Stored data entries
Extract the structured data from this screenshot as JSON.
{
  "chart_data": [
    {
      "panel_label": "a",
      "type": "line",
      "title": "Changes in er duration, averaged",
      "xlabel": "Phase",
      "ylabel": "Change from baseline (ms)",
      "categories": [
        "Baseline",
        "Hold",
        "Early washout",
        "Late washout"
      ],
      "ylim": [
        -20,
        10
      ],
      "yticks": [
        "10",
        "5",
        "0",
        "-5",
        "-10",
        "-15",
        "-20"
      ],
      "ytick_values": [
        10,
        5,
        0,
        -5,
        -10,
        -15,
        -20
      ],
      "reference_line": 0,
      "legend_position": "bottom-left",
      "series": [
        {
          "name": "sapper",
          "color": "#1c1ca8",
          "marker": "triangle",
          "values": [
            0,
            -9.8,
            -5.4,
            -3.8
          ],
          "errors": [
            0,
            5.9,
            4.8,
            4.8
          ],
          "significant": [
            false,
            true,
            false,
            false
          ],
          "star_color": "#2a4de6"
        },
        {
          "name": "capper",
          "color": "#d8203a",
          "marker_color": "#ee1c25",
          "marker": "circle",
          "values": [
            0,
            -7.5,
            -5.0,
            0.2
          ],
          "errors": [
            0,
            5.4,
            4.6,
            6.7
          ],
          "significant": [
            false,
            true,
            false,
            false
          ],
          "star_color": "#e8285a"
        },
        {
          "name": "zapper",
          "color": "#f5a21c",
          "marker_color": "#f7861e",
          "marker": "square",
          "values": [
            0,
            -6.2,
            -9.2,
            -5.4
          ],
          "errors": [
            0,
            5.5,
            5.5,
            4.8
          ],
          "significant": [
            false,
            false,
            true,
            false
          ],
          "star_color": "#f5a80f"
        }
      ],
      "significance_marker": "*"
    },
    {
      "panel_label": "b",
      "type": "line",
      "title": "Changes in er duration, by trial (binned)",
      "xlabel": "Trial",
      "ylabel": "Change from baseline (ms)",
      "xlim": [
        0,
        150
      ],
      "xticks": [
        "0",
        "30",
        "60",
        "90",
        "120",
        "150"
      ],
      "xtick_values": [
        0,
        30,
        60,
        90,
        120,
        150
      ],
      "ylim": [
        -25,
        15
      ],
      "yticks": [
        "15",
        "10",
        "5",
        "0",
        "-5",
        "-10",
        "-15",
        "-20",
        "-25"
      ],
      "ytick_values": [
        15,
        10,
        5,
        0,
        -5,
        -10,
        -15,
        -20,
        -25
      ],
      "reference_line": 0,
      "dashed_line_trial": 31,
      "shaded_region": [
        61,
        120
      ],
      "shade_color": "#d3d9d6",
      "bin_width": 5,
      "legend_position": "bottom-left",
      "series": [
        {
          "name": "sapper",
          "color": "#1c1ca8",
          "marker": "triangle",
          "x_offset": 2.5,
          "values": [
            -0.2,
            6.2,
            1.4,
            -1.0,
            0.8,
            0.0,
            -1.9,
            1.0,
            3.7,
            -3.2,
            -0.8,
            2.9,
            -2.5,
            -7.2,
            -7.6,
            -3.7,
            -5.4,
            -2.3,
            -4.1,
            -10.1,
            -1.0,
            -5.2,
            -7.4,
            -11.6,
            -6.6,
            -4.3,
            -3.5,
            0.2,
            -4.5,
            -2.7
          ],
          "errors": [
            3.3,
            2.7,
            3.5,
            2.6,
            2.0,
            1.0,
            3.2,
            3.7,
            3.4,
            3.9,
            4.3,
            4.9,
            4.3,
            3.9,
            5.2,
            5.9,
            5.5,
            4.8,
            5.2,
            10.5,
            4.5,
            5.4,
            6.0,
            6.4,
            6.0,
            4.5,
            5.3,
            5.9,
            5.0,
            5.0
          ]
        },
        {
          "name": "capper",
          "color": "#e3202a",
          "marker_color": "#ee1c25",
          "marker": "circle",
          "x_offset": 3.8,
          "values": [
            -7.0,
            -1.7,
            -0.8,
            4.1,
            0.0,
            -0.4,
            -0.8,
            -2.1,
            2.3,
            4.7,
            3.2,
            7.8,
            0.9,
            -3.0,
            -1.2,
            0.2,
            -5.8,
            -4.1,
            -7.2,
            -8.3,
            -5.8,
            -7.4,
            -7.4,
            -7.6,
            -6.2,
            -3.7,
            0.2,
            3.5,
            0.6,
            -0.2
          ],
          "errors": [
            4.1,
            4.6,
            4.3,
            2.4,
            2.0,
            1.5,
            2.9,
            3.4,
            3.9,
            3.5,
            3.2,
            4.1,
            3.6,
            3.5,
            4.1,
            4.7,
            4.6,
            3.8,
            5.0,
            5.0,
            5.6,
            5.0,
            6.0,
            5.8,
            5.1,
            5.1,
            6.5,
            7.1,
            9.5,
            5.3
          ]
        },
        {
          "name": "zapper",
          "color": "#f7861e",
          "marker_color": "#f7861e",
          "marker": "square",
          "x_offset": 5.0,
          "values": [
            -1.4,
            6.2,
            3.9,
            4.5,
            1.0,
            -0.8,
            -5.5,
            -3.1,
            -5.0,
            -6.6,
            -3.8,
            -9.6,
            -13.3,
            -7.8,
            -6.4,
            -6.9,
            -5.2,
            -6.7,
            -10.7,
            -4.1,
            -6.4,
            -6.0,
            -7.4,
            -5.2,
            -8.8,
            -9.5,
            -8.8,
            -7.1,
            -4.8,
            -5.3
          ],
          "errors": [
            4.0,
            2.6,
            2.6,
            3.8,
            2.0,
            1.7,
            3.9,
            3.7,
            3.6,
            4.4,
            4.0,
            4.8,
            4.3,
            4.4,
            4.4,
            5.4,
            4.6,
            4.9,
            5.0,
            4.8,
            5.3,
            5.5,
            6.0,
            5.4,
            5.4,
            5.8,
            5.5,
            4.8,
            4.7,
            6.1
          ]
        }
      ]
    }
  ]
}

_WHAT YOU SHOULD DO_
Write out all the lines again, exactly as they are.

_OUTPUT OF THE TASK_
Extract the structured data from this screenshot as JSON.
{
  "chart_data": [
    {
      "panel_label": "a",
      "type": "line",
      "title": "Changes in er duration, averaged",
      "xlabel": "Phase",
      "ylabel": "Change from baseline (ms)",
      "categories": [
        "Baseline",
        "Hold",
        "Early washout",
        "Late washout"
      ],
      "ylim": [
        -20,
        10
      ],
      "yticks": [
        "10",
        "5",
        "0",
        "-5",
        "-10",
        "-15",
        "-20"
      ],
      "ytick_values": [
        10,
        5,
        0,
        -5,
        -10,
        -15,
        -20
      ],
      "reference_line": 0,
      "legend_position": "bottom-left",
      "series": [
        {
          "name": "sapper",
          "color": "#1c1ca8",
          "marker": "triangle",
          "values": [
            0,
            -9.8,
            -5.4,
            -3.8
          ],
          "errors": [
            0,
            5.9,
            4.8,
            4.8
          ],
          "significant": [
            false,
            true,
            false,
            false
          ],
          "star_color": "#2a4de6"
        },
        {
          "name": "capper",
          "color": "#d8203a",
          "marker_color": "#ee1c25",
          "marker": "circle",
          "values": [
            0,
            -7.5,
            -5.0,
            0.2
          ],
          "errors": [
            0,
            5.4,
            4.6,
            6.7
          ],
          "significant": [
            false,
            true,
            false,
            false
          ],
          "star_color": "#e8285a"
        },
        {
          "name": "zapper",
          "color": "#f5a21c",
          "marker_color": "#f7861e",
          "marker": "square",
          "values": [
            0,
            -6.2,
            -9.2,
            -5.4
          ],
          "errors": [
            0,
            5.5,
            5.5,
            4.8
          ],
          "significant": [
            false,
            false,
            true,
            false
          ],
          "star_color": "#f5a80f"
        }
      ],
      "significance_marker": "*"
    },
    {
      "panel_label": "b",
      "type": "line",
      "title": "Changes in er duration, by trial (binned)",
      "xlabel": "Trial",
      "ylabel": "Change from baseline (ms)",
      "xlim": [
        0,
        150
      ],
      "xticks": [
        "0",
        "30",
        "60",
        "90",
        "120",
        "150"
      ],
      "xtick_values": [
        0,
        30,
        60,
        90,
        120,
        150
      ],
      "ylim": [
        -25,
        15
      ],
      "yticks": [
        "15",
        "10",
        "5",
        "0",
        "-5",
        "-10",
        "-15",
        "-20",
        "-25"
      ],
      "ytick_values": [
        15,
        10,
        5,
        0,
        -5,
        -10,
        -15,
        -20,
        -25
      ],
      "reference_line": 0,
      "dashed_line_trial": 31,
      "shaded_region": [
        61,
        120
      ],
      "shade_color": "#d3d9d6",
      "bin_width": 5,
      "legend_position": "bottom-left",
      "series": [
        {
          "name": "sapper",
          "color": "#1c1ca8",
          "marker": "triangle",
          "x_offset": 2.5,
          "values": [
            -0.2,
            6.2,
            1.4,
            -1.0,
            0.8,
            0.0,
            -1.9,
            1.0,
            3.7,
            -3.2,
            -0.8,
            2.9,
            -2.5,
            -7.2,
            -7.6,
            -3.7,
            -5.4,
            -2.3,
            -4.1,
            -10.1,
            -1.0,
            -5.2,
            -7.4,
            -11.6,
            -6.6,
            -4.3,
            -3.5,
            0.2,
            -4.5,
            -2.7
          ],
          "errors": [
            3.3,
            2.7,
            3.5,
            2.6,
            2.0,
            1.0,
            3.2,
            3.7,
            3.4,
            3.9,
            4.3,
            4.9,
            4.3,
            3.9,
            5.2,
            5.9,
            5.5,
            4.8,
            5.2,
            10.5,
            4.5,
            5.4,
            6.0,
            6.4,
            6.0,
            4.5,
            5.3,
            5.9,
            5.0,
            5.0
          ]
        },
        {
          "name": "capper",
          "color": "#e3202a",
          "marker_color": "#ee1c25",
          "marker": "circle",
          "x_offset": 3.8,
          "values": [
            -7.0,
            -1.7,
            -0.8,
            4.1,
            0.0,
            -0.4,
            -0.8,
            -2.1,
            2.3,
            4.7,
            3.2,
            7.8,
            0.9,
            -3.0,
            -1.2,
            0.2,
            -5.8,
            -4.1,
            -7.2,
            -8.3,
            -5.8,
            -7.4,
            -7.4,
            -7.6,
            -6.2,
            -3.7,
            0.2,
            3.5,
            0.6,
            -0.2
          ],
          "errors": [
            4.1,
            4.6,
            4.3,
            2.4,
            2.0,
            1.5,
            2.9,
            3.4,
            3.9,
            3.5,
            3.2,
            4.1,
            3.6,
            3.5,
            4.1,
            4.7,
            4.6,
            3.8,
            5.0,
            5.0,
            5.6,
            5.0,
            6.0,
            5.8,
            5.1,
            5.1,
            6.5,
            7.1,
            9.5,
            5.3
          ]
        },
        {
          "name": "zapper",
          "color": "#f7861e",
          "marker_color": "#f7861e",
          "marker": "square",
          "x_offset": 5.0,
          "values": [
            -1.4,
            6.2,
            3.9,
            4.5,
            1.0,
            -0.8,
            -5.5,
            -3.1,
            -5.0,
            -6.6,
            -3.8,
            -9.6,
            -13.3,
            -7.8,
            -6.4,
            -6.9,
            -5.2,
            -6.7,
            -10.7,
            -4.1,
            -6.4,
            -6.0,
            -7.4,
            -5.2,
            -8.8,
            -9.5,
            -8.8,
            -7.1,
            -4.8,
            -5.3
          ],
          "errors": [
            4.0,
            2.6,
            2.6,
            3.8,
            2.0,
            1.7,
            3.9,
            3.7,
            3.6,
            4.4,
            4.0,
            4.8,
            4.3,
            4.4,
            4.4,
            5.4,
            4.6,
            4.9,
            5.0,
            4.8,
            5.3,
            5.5,
            6.0,
            5.4,
            5.4,
            5.8,
            5.5,
            4.8,
            4.7,
            6.1
          ]
        }
      ]
    }
  ]
}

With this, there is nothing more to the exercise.